> WHAT THE EXERCISE ASKS: Output solely the number of lines containing the string "this".

> SUPPLIED RECORDS:
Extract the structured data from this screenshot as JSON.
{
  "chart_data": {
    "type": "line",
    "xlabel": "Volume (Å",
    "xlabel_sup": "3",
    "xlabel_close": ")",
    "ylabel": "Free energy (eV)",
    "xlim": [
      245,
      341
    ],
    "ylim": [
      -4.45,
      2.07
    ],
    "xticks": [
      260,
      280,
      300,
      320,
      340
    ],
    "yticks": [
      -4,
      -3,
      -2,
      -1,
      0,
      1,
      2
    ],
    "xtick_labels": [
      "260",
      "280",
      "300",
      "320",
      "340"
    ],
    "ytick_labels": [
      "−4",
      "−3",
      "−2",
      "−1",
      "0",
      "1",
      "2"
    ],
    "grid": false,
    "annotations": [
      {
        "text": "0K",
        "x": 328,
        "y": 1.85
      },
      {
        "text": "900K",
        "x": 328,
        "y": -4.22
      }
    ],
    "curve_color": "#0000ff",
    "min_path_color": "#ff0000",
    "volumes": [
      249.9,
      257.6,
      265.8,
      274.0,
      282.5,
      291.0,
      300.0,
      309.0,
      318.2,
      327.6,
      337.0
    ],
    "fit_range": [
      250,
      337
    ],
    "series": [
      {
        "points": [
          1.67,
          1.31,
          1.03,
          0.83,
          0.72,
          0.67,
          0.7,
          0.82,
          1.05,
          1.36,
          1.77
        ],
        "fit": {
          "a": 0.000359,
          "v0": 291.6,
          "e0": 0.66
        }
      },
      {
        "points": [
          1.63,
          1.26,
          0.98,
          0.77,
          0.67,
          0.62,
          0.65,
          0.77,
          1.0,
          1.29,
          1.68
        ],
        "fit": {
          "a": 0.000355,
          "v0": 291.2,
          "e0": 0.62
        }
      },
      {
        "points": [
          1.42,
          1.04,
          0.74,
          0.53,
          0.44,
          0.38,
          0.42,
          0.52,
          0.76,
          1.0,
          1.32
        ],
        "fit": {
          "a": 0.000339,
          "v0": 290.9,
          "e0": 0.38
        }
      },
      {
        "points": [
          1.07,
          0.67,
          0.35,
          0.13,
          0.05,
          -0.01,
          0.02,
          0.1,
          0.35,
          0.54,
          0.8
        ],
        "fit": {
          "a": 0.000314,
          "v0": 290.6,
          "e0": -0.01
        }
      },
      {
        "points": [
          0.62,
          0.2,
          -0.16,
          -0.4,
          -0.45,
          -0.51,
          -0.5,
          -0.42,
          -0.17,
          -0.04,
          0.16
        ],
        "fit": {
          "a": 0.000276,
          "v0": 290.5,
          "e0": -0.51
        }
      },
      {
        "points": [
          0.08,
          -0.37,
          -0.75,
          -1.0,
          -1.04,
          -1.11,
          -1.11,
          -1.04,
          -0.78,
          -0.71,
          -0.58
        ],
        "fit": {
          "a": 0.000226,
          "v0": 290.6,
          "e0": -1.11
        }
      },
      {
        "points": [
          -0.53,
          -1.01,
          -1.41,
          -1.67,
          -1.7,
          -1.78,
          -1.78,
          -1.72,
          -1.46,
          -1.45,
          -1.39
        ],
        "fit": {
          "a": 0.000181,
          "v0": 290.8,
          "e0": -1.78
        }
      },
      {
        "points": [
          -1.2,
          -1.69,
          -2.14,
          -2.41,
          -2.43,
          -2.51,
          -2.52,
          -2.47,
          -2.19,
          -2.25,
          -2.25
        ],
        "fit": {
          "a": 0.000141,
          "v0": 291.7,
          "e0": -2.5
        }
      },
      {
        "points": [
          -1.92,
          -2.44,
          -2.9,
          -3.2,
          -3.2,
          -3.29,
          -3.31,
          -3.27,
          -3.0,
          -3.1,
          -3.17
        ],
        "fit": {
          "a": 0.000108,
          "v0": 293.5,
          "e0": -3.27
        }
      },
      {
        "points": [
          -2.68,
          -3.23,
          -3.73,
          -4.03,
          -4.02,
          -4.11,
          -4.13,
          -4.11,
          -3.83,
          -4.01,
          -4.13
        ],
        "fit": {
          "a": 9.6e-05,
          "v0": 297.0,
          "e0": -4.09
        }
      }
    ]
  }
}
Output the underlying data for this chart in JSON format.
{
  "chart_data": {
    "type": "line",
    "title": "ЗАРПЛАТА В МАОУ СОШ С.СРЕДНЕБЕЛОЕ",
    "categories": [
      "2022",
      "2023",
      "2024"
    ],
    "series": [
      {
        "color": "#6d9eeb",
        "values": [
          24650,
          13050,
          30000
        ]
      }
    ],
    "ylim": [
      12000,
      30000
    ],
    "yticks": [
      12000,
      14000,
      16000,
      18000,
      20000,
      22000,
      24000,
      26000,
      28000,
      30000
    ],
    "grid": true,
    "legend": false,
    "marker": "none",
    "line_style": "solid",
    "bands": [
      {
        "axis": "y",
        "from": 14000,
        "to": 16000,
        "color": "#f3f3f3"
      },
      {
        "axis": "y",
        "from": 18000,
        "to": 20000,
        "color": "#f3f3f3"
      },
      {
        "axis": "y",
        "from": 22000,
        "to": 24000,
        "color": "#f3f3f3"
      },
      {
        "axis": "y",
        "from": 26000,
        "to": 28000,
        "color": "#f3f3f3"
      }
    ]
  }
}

> RESULT: 2